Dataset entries
** start **
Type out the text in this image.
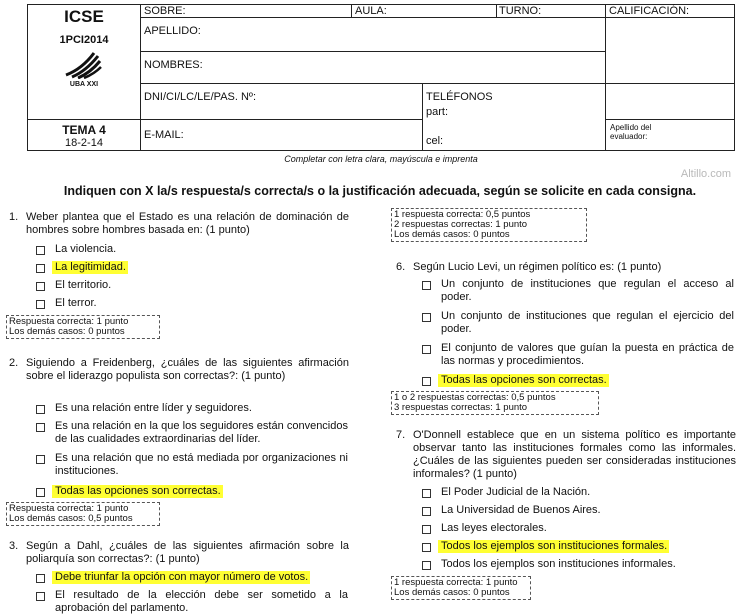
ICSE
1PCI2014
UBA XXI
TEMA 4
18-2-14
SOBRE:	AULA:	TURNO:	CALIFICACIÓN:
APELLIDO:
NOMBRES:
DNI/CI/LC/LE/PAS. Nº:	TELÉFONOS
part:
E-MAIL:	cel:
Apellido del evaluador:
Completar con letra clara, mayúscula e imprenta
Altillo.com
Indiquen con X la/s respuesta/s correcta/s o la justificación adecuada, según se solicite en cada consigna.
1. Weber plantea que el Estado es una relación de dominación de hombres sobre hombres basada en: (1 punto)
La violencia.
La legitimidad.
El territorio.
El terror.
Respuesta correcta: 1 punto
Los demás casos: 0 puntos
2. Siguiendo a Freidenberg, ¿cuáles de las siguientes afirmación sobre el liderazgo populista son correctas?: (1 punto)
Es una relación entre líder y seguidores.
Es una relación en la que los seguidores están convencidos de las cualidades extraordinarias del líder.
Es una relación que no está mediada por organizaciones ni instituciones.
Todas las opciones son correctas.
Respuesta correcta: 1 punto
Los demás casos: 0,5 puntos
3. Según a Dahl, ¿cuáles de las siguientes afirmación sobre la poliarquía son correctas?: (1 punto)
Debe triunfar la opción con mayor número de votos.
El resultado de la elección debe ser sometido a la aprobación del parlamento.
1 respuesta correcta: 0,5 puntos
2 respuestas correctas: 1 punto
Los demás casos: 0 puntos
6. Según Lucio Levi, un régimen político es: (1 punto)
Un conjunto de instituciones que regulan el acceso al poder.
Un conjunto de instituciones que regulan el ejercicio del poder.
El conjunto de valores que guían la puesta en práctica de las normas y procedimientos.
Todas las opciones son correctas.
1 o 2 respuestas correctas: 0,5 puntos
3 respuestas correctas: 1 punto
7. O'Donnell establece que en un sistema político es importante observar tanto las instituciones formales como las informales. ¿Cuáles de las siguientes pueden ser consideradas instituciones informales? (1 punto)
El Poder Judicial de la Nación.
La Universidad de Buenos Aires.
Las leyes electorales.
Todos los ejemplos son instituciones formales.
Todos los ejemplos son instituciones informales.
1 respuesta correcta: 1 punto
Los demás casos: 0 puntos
** end **
■ Challenge:
Set the entries down again exactly. Do not include the images.

■ Finished answer:
Type out the text in this image.
ICSE
1PCI2014
UBA XXI
TEMA 4
18-2-14
SOBRE:	AULA:	TURNO:	CALIFICACIÓN:
APELLIDO:
NOMBRES:
DNI/CI/LC/LE/PAS. Nº:	TELÉFONOS
part:
E-MAIL:	cel:
Apellido del evaluador:
Completar con letra clara, mayúscula e imprenta
Altillo.com
Indiquen con X la/s respuesta/s correcta/s o la justificación adecuada, según se solicite en cada consigna.
1. Weber plantea que el Estado es una relación de dominación de hombres sobre hombres basada en: (1 punto)
La violencia.
La legitimidad.
El territorio.
El terror.
Respuesta correcta: 1 punto
Los demás casos: 0 puntos
2. Siguiendo a Freidenberg, ¿cuáles de las siguientes afirmación sobre el liderazgo populista son correctas?: (1 punto)
Es una relación entre líder y seguidores.
Es una relación en la que los seguidores están convencidos de las cualidades extraordinarias del líder.
Es una relación que no está mediada por organizaciones ni instituciones.
Todas las opciones son correctas.
Respuesta correcta: 1 punto
Los demás casos: 0,5 puntos
3. Según a Dahl, ¿cuáles de las siguientes afirmación sobre la poliarquía son correctas?: (1 punto)
Debe triunfar la opción con mayor número de votos.
El resultado de la elección debe ser sometido a la aprobación del parlamento.
1 respuesta correcta: 0,5 puntos
2 respuestas correctas: 1 punto
Los demás casos: 0 puntos
6. Según Lucio Levi, un régimen político es: (1 punto)
Un conjunto de instituciones que regulan el acceso al poder.
Un conjunto de instituciones que regulan el ejercicio del poder.
El conjunto de valores que guían la puesta en práctica de las normas y procedimientos.
Todas las opciones son correctas.
1 o 2 respuestas correctas: 0,5 puntos
3 respuestas correctas: 1 punto
7. O'Donnell establece que en un sistema político es importante observar tanto las instituciones formales como las informales. ¿Cuáles de las siguientes pueden ser consideradas instituciones informales? (1 punto)
El Poder Judicial de la Nación.
La Universidad de Buenos Aires.
Las leyes electorales.
Todos los ejemplos son instituciones formales.
Todos los ejemplos son instituciones informales.
1 respuesta correcta: 1 punto
Los demás casos: 0 puntos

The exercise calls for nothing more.